Collected data entries >>
━━━━━━━━━━━━━━━━━━━━
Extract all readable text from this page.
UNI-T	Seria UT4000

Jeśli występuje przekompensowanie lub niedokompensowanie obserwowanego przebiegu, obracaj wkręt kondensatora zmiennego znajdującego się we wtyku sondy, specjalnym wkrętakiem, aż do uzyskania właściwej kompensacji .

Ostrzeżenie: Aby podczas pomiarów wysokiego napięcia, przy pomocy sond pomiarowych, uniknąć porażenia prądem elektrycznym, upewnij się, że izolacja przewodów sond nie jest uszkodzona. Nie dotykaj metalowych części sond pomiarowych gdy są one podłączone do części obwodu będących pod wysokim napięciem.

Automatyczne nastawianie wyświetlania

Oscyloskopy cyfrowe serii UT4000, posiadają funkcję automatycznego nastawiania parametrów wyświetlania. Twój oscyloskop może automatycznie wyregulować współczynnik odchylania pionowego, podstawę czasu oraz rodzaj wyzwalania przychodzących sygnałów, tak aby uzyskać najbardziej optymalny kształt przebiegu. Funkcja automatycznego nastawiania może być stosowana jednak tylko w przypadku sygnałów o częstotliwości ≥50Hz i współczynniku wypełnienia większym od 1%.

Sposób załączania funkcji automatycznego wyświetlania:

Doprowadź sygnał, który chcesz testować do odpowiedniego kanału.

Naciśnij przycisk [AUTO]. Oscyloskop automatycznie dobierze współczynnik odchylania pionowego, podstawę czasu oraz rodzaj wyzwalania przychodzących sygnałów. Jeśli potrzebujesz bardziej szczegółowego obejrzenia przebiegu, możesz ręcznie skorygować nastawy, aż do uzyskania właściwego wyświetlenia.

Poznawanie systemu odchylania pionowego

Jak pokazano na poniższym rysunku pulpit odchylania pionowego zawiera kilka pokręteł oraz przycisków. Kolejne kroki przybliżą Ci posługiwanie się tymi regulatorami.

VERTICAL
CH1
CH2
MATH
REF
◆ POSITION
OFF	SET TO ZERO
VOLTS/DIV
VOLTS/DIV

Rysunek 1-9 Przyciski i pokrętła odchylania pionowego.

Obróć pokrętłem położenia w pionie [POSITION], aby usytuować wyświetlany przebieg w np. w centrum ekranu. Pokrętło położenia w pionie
━━━━━━━━━━━━━━━━━━━━
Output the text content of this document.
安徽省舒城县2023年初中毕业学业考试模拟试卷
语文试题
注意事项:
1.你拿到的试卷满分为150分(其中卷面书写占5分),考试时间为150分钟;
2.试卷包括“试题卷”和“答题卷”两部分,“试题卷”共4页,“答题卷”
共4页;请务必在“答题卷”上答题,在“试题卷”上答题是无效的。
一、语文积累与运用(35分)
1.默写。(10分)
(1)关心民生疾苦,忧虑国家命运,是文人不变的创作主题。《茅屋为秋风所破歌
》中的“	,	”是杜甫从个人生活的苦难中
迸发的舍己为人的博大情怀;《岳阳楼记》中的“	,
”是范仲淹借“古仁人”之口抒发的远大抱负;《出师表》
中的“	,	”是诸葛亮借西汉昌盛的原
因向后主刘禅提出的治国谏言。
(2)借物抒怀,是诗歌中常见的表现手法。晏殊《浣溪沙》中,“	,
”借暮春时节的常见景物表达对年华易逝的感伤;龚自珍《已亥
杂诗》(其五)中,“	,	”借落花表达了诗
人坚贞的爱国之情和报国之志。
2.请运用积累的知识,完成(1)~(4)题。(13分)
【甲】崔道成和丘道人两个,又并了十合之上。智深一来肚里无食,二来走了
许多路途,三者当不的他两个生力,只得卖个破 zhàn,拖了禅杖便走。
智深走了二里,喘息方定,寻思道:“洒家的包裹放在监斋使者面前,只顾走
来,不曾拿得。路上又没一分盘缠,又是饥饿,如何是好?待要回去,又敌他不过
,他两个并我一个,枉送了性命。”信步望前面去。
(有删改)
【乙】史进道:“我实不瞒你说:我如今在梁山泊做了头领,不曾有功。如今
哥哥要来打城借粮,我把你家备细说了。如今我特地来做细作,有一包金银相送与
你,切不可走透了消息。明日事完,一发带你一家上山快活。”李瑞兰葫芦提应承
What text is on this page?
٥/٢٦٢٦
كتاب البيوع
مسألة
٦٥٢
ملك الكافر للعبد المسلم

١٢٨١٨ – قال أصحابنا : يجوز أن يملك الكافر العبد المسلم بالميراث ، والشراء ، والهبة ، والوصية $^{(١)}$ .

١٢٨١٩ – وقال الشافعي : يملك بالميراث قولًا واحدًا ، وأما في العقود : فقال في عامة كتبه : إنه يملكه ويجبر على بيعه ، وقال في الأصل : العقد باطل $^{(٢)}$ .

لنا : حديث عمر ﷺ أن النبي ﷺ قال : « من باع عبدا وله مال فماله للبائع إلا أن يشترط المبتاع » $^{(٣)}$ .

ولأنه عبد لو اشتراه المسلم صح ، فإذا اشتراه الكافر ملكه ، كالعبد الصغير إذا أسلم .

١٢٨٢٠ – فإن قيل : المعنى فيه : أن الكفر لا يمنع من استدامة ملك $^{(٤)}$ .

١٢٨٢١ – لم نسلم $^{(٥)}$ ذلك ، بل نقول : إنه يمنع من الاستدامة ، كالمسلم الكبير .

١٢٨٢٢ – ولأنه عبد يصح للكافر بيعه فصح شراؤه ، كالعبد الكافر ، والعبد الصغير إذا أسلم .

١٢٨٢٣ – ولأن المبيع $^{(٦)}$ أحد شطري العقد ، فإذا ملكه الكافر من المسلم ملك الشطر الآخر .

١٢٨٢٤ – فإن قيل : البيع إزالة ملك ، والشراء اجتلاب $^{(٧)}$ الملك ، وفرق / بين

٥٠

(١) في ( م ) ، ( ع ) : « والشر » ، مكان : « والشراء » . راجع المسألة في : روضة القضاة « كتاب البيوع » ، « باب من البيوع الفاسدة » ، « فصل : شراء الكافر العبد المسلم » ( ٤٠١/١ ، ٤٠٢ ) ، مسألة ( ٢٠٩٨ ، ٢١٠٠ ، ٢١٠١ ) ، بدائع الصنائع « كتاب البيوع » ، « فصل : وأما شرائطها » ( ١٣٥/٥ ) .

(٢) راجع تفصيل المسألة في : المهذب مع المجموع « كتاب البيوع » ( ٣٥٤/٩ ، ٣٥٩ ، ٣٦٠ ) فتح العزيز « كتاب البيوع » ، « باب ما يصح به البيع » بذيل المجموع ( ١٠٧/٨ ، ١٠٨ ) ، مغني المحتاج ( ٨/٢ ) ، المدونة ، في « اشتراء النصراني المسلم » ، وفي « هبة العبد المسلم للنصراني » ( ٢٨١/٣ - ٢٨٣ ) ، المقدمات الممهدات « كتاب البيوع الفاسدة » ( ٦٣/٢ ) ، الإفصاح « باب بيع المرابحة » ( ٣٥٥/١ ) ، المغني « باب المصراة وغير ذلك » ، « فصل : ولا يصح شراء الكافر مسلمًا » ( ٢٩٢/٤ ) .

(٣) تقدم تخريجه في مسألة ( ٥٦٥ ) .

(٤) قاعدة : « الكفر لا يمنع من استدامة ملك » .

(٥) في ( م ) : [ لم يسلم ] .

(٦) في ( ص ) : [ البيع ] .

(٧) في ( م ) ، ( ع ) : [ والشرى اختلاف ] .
━━━━━━━━━━━━━━━━━━━━
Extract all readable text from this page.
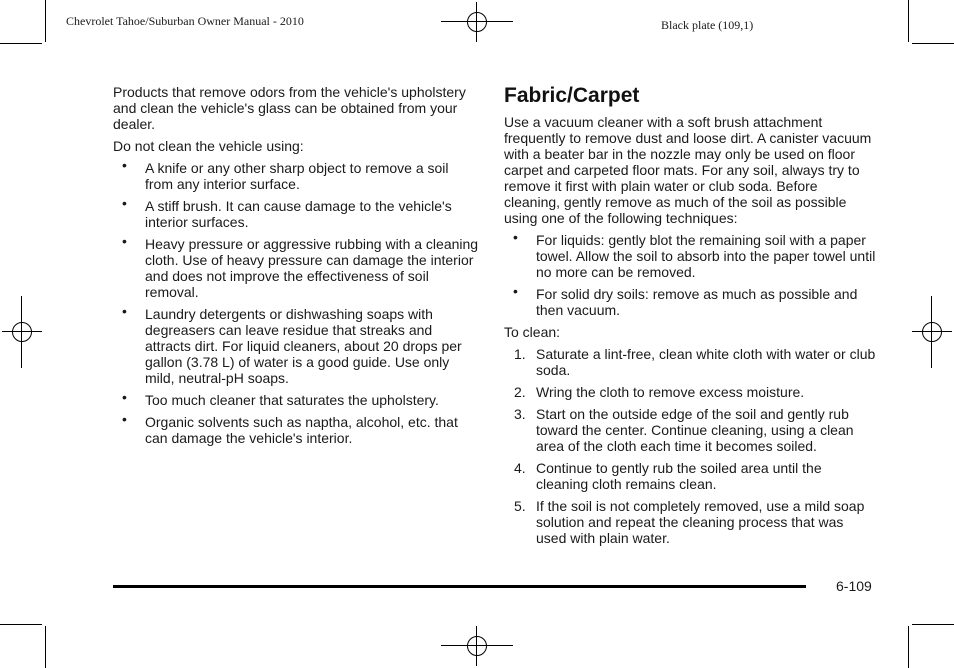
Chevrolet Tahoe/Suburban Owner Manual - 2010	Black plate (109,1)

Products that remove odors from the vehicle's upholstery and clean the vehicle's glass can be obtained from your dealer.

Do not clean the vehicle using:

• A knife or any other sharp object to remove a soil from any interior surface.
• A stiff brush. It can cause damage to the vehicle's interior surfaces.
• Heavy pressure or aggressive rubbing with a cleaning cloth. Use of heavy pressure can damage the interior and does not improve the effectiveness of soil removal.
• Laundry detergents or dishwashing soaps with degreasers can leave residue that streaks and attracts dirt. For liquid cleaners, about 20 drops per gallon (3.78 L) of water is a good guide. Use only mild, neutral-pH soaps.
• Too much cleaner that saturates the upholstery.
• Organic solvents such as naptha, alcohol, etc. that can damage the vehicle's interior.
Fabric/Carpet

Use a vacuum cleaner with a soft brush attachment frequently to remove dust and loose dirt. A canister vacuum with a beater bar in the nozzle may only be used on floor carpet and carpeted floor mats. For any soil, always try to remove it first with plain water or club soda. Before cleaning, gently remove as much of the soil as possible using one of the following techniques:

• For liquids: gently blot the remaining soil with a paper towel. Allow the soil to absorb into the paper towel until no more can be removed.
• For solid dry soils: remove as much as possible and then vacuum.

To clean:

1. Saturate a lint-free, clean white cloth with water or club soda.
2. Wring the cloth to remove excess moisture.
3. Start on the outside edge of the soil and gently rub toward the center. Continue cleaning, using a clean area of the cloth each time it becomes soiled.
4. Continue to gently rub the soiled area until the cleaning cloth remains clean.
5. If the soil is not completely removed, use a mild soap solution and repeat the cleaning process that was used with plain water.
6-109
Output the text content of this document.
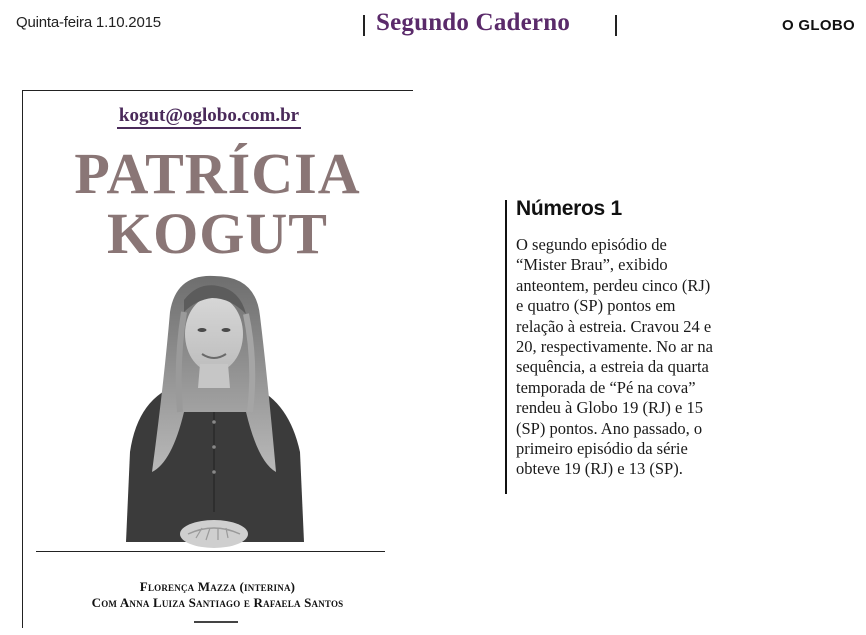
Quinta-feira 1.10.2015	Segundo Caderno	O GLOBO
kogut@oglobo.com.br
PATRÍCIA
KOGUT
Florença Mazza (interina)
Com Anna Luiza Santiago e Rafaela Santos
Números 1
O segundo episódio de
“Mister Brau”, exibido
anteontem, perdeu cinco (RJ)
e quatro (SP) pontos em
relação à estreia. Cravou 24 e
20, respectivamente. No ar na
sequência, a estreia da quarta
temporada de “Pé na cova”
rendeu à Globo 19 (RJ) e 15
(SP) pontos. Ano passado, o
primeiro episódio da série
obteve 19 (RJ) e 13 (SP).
━━━━━━━━━━━━━━━━━━━━
Problem >>
Single out each line of the records above with the string "water" in it, and copy it.

Full response >>
• Laundry detergents or dishwashing soaps with degreasers can leave residue that streaks and attracts dirt. For liquid cleaners, about 20 drops per gallon (3.78 L) of water is a good guide. Use only mild, neutral-pH soaps.
Use a vacuum cleaner with a soft brush attachment frequently to remove dust and loose dirt. A canister vacuum with a beater bar in the nozzle may only be used on floor carpet and carpeted floor mats. For any soil, always try to remove it first with plain water or club soda. Before cleaning, gently remove as much of the soil as possible using one of the following techniques:
1. Saturate a lint-free, clean white cloth with water or club soda.
5. If the soil is not completely removed, use a mild soap solution and repeat the cleaning process that was used with plain water.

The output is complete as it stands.